- _Extracts from a graphics dataset_
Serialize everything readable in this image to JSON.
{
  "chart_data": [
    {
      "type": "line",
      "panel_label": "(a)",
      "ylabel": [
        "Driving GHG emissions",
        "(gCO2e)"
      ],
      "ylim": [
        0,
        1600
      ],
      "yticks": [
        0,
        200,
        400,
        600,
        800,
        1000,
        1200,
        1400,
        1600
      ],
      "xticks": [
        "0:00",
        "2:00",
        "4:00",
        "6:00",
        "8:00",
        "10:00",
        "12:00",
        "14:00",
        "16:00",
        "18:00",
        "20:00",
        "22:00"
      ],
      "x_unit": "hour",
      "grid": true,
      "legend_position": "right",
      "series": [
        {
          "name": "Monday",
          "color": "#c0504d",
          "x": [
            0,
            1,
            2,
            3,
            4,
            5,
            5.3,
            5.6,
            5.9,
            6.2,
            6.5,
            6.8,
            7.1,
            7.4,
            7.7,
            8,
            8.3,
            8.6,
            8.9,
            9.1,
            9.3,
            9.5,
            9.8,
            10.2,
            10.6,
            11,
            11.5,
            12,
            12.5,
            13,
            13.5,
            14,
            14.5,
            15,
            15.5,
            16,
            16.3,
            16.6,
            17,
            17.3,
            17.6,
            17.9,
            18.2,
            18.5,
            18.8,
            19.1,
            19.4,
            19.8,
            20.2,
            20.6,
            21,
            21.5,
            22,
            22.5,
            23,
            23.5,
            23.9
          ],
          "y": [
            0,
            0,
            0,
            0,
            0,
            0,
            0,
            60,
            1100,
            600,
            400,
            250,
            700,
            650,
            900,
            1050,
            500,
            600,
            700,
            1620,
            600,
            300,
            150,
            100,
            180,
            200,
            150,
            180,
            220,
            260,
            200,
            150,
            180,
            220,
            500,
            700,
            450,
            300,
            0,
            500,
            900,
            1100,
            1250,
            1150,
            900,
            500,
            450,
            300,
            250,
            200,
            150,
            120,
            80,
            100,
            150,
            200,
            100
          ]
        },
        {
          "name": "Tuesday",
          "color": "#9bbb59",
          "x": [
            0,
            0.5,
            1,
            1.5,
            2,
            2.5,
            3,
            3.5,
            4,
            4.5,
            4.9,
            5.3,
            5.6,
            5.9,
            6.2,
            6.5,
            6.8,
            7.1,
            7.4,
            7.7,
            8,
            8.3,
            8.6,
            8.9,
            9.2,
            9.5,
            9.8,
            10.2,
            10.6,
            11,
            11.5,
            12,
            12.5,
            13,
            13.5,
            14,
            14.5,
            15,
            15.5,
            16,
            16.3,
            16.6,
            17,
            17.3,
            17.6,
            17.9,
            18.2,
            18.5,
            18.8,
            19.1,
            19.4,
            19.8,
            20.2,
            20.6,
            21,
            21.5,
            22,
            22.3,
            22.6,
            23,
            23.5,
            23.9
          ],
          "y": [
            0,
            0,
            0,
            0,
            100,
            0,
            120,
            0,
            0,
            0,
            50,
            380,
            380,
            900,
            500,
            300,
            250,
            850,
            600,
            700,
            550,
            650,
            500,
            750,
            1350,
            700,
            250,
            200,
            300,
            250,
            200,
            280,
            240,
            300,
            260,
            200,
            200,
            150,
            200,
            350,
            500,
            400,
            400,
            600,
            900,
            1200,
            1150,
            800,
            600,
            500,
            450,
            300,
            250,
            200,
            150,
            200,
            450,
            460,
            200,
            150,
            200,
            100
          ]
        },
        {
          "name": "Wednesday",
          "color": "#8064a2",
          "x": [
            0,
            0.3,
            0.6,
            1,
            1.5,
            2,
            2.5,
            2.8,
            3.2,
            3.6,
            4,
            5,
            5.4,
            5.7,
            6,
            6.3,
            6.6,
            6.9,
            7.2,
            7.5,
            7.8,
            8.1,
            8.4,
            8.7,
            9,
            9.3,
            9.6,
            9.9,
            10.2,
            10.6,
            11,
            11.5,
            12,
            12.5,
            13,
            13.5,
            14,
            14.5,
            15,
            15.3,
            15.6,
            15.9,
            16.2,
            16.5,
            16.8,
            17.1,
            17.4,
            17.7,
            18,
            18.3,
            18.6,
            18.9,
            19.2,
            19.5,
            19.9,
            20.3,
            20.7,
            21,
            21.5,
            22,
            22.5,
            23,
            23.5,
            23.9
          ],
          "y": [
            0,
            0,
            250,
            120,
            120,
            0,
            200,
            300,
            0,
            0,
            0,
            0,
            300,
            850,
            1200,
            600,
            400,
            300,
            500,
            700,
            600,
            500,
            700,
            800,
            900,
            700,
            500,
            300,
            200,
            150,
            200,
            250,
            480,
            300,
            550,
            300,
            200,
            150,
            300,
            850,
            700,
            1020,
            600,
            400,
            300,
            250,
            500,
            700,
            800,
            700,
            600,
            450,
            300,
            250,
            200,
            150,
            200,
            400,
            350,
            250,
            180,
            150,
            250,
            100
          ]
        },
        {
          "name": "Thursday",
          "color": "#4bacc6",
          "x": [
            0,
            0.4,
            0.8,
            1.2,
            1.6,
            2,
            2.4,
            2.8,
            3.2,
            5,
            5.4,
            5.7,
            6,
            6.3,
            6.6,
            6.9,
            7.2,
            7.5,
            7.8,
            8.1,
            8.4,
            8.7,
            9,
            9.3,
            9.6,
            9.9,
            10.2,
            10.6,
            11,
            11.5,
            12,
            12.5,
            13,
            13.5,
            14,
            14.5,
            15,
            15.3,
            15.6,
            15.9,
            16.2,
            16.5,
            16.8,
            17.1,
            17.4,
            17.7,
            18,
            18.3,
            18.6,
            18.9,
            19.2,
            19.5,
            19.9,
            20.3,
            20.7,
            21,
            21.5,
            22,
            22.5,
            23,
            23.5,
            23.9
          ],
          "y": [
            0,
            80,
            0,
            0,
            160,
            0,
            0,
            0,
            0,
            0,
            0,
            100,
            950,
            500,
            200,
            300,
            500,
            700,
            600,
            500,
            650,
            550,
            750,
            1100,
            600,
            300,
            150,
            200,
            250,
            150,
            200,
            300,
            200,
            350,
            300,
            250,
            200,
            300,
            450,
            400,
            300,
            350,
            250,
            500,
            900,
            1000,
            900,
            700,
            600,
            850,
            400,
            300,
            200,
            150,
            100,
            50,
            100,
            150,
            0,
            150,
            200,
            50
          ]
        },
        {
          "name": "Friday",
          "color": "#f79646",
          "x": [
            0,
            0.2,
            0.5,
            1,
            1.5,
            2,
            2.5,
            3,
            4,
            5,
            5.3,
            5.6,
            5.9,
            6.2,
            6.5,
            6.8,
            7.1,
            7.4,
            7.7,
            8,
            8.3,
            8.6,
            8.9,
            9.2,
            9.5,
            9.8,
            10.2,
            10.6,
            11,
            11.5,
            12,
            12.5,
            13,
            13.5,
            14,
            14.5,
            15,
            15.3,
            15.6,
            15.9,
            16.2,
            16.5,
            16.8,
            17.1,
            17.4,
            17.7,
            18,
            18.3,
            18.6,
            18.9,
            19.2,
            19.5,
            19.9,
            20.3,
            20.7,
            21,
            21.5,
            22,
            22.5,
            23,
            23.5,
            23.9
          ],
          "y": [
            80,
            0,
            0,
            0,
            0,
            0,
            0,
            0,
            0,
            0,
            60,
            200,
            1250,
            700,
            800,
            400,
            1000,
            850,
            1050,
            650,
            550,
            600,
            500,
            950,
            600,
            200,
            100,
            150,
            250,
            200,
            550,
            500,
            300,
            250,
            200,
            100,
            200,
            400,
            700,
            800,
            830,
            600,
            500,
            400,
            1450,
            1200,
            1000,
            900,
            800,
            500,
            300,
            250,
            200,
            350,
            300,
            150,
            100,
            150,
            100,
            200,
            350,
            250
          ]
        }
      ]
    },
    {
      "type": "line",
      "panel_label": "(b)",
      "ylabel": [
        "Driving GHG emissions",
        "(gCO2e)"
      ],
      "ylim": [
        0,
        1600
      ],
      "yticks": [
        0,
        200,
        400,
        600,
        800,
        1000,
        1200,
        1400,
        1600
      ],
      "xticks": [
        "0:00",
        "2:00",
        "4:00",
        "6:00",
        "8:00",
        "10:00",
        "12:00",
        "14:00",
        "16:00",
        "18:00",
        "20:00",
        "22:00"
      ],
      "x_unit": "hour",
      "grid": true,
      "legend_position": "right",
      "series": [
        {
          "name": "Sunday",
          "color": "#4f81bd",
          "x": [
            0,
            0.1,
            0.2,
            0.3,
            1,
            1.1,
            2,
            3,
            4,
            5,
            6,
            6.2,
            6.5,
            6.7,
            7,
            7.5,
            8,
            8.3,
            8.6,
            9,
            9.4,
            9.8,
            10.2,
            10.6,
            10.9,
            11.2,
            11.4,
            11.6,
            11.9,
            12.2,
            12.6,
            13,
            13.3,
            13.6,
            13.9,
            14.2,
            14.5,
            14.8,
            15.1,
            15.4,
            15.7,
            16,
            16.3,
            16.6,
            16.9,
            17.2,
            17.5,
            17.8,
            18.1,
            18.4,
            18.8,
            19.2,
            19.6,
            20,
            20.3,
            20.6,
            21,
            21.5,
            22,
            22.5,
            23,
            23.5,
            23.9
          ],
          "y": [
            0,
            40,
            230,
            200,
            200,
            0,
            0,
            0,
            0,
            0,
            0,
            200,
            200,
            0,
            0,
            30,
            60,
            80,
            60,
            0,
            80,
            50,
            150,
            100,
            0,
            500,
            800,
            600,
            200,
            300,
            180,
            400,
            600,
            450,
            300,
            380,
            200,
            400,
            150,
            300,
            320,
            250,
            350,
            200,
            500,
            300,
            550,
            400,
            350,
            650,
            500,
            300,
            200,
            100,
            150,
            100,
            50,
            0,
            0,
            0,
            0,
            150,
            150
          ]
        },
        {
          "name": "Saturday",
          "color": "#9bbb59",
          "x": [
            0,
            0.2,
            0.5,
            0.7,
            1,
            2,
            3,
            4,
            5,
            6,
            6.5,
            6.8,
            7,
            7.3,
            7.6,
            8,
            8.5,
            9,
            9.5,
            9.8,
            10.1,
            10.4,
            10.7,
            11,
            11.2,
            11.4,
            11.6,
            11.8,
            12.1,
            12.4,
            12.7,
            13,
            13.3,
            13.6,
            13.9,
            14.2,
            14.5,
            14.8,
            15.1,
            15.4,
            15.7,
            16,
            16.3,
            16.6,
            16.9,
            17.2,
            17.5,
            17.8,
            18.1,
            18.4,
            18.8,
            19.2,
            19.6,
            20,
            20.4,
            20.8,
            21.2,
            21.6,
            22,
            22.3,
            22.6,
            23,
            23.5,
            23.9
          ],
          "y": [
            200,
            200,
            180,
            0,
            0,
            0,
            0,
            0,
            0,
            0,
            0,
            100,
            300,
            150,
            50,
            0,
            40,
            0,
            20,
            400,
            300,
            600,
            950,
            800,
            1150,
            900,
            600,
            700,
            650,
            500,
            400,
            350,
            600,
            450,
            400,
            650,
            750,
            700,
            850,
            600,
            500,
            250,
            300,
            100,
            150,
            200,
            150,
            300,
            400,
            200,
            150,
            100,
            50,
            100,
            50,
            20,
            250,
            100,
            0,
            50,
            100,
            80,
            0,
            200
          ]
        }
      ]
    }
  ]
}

- _PROBLEM_
Work out the number of lines above that include the string "name" and write only that number.

- _RESULT BELOW_
7